Work required: Collect each line holding the string "JSON".

Material for the task:
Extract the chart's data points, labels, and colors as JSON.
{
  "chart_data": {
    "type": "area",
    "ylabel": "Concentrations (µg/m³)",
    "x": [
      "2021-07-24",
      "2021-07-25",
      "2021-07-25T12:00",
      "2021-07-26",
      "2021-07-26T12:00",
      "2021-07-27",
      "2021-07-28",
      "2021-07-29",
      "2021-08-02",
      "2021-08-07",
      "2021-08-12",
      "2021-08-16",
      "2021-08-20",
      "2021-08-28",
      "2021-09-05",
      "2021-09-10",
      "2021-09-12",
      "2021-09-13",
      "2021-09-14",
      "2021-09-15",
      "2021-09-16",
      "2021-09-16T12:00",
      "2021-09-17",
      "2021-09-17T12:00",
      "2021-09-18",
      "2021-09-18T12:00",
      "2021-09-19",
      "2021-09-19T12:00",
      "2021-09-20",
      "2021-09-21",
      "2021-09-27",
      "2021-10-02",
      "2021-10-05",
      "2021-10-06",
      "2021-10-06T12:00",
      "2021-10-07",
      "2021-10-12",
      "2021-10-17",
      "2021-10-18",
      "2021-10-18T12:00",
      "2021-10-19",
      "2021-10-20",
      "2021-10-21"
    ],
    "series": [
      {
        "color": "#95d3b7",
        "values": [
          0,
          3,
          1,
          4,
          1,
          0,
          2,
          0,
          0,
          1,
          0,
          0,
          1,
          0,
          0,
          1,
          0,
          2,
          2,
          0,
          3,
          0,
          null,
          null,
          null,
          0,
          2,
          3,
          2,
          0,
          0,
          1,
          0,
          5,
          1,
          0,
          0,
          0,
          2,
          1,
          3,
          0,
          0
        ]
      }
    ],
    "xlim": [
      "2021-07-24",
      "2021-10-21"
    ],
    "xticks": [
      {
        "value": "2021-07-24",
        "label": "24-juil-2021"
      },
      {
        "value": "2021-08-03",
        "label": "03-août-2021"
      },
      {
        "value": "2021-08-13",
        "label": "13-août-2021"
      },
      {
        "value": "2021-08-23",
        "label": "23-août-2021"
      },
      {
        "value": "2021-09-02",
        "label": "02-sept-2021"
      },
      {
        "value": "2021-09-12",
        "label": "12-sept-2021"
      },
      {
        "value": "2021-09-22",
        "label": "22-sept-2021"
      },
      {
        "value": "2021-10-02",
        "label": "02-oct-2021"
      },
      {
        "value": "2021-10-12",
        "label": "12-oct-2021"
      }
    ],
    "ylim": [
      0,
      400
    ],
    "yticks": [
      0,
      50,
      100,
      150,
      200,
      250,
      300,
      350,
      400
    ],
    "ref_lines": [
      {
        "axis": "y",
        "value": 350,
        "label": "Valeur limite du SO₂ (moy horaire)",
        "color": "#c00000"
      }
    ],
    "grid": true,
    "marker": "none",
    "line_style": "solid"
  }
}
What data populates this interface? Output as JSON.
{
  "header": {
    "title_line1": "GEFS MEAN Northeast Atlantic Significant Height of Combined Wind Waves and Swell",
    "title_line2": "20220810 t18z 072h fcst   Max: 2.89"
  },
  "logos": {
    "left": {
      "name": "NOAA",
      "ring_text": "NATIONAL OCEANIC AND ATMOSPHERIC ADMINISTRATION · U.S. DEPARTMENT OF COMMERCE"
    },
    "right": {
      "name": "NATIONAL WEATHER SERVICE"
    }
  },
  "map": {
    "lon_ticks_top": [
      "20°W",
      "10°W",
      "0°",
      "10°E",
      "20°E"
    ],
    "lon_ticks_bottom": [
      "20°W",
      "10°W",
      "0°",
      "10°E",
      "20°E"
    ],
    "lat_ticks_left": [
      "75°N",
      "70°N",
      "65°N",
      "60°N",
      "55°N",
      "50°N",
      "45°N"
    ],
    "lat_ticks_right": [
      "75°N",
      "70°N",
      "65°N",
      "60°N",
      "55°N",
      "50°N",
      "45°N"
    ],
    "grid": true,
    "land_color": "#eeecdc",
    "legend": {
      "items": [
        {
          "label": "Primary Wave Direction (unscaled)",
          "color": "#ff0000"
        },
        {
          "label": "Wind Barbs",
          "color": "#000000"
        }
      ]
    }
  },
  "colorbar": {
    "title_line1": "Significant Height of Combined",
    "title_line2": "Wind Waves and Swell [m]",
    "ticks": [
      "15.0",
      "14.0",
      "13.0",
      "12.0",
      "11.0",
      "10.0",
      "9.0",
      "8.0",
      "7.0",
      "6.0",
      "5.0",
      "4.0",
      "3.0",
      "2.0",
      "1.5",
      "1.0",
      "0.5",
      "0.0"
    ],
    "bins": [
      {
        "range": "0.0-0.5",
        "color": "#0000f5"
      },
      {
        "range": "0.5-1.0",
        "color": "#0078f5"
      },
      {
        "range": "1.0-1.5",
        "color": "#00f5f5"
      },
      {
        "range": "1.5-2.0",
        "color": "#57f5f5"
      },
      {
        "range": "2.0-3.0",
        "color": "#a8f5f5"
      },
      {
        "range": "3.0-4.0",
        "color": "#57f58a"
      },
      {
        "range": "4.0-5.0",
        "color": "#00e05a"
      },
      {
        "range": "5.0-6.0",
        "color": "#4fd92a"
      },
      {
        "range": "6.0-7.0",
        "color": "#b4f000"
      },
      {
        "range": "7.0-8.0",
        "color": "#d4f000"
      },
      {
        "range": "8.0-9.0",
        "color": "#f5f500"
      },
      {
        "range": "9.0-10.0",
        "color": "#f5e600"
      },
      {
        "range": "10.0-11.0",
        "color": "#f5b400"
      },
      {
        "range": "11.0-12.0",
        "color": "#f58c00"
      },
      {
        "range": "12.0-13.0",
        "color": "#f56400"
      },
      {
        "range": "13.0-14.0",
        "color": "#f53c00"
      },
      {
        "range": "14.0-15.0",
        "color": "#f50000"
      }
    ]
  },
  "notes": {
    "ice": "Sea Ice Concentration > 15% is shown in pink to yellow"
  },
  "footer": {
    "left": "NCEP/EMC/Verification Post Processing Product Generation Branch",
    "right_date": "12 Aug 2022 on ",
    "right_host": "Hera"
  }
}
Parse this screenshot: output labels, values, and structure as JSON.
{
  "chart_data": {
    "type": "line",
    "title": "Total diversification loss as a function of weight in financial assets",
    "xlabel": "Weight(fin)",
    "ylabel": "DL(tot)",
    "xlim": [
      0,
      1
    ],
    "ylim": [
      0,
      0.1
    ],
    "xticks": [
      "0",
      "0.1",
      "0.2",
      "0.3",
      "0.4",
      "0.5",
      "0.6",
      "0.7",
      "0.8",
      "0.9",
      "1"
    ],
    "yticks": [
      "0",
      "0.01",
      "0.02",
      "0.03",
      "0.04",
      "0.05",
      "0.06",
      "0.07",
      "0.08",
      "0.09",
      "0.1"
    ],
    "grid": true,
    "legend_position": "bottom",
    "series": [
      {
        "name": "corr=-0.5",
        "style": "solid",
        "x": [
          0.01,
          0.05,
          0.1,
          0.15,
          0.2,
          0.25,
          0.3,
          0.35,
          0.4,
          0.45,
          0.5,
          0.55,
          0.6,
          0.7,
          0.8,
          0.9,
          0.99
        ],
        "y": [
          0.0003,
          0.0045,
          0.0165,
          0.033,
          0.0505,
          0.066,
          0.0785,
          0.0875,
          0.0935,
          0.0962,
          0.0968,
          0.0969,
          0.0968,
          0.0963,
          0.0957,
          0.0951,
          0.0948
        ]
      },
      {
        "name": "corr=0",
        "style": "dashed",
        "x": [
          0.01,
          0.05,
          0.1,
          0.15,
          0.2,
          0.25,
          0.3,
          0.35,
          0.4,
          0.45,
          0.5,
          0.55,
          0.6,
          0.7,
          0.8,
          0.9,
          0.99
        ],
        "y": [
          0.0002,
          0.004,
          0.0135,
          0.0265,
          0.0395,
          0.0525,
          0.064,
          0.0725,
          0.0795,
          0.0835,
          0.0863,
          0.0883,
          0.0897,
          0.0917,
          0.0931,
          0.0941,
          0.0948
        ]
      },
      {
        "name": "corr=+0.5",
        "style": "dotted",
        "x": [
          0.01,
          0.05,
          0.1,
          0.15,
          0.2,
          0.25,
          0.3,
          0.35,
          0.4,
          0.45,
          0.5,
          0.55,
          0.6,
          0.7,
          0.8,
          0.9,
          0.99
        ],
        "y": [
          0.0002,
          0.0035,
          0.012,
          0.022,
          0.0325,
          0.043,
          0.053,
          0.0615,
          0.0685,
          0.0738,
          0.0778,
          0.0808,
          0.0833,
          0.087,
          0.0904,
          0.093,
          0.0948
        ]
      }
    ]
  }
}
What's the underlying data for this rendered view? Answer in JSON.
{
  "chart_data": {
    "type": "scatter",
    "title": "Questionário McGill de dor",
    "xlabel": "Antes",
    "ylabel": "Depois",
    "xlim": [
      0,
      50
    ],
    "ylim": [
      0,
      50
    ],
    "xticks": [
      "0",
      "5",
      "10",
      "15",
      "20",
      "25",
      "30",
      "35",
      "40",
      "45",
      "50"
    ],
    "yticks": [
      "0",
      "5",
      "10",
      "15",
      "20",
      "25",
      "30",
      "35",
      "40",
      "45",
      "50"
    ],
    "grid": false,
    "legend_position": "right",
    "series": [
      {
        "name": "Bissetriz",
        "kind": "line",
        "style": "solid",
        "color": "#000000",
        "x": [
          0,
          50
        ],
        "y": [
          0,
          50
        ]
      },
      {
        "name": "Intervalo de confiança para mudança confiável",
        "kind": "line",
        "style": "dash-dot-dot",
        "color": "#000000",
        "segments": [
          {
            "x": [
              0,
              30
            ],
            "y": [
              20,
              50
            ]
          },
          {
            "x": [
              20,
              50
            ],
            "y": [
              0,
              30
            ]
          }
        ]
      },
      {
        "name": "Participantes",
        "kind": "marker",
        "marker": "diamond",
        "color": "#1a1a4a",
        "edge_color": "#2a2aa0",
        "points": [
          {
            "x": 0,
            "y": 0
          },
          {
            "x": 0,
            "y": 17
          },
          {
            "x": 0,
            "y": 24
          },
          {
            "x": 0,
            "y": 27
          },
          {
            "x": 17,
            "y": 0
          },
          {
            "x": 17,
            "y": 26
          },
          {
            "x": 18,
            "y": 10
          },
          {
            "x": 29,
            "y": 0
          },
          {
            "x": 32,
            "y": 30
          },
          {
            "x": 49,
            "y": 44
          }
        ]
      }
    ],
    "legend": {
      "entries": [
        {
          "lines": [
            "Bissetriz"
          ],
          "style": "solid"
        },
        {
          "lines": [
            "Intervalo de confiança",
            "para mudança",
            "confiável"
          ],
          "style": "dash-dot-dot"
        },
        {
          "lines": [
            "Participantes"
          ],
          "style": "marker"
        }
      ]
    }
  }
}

Task result:
Extract the chart's data points, labels, and colors as JSON.
What data populates this interface? Output as JSON.
Parse this screenshot: output labels, values, and structure as JSON.
What's the underlying data for this rendered view? Answer in JSON.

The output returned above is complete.